Required task ▸ Extract the stretch of lines that starts at the line with "Serialize everything readable" and ends at the last line of the data below. Give it exactly, without pictures.

** Start of Extracted records **

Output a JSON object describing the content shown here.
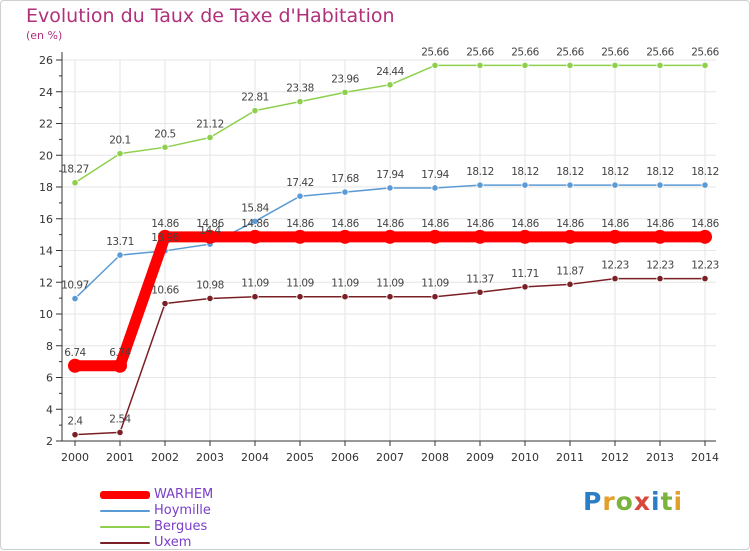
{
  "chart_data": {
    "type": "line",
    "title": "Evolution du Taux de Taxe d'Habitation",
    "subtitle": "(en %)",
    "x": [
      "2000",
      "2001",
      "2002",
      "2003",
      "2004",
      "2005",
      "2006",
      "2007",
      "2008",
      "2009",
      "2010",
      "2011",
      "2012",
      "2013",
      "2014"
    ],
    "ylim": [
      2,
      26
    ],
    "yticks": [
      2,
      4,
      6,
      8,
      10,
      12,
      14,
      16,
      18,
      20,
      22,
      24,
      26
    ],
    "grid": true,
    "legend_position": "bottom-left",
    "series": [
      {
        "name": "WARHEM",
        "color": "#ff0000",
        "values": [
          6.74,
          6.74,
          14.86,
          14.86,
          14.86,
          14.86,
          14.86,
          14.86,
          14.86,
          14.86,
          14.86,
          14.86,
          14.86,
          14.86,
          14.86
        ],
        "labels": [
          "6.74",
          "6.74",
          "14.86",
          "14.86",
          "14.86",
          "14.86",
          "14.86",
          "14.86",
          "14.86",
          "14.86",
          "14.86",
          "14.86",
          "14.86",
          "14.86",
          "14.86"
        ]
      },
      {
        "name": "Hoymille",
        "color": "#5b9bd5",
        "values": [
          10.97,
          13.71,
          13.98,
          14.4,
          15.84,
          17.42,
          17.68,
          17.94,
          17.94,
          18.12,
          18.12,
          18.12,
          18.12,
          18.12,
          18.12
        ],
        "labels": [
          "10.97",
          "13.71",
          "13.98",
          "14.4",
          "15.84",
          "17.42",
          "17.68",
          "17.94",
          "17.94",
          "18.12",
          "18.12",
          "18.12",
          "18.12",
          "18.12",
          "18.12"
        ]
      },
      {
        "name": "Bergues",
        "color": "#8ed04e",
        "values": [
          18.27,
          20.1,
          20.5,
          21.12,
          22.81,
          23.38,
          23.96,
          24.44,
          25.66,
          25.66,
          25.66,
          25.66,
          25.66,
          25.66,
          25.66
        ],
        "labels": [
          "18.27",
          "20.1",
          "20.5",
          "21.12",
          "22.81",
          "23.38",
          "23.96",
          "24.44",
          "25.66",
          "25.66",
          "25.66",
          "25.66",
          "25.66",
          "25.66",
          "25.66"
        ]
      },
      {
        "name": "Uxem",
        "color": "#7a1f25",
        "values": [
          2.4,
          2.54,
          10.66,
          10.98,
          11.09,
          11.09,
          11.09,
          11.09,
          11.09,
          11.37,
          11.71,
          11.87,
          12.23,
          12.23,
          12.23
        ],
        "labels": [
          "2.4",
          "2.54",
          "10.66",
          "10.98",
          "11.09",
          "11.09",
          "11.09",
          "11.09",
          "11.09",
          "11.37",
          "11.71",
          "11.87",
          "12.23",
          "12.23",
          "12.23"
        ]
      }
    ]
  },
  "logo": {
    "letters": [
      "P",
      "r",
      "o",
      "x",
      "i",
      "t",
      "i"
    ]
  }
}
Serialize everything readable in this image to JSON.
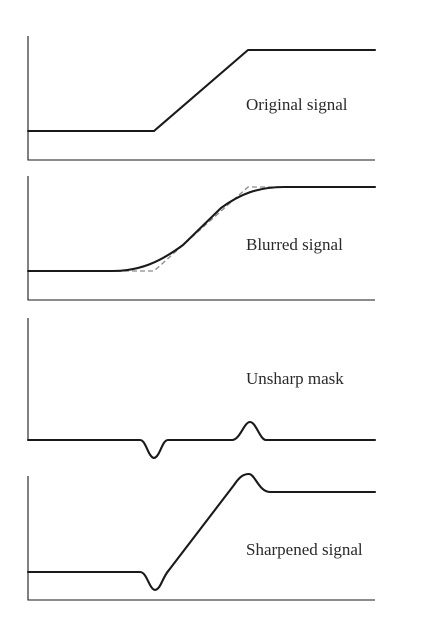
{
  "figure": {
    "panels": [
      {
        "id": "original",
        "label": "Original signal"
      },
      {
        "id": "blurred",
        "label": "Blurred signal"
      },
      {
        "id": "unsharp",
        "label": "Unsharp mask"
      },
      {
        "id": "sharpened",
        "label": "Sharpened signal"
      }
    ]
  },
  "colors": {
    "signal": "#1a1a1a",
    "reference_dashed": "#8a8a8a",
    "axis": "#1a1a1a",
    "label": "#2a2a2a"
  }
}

** End of Extracted records **

Problem solution ▸
Serialize everything readable in this image to JSON.
{
  "figure": {
    "panels": [
      {
        "id": "original",
        "label": "Original signal"
      },
      {
        "id": "blurred",
        "label": "Blurred signal"
      },
      {
        "id": "unsharp",
        "label": "Unsharp mask"
      },
      {
        "id": "sharpened",
        "label": "Sharpened signal"
      }
    ]
  },
  "colors": {
    "signal": "#1a1a1a",
    "reference_dashed": "#8a8a8a",
    "axis": "#1a1a1a",
    "label": "#2a2a2a"
  }
}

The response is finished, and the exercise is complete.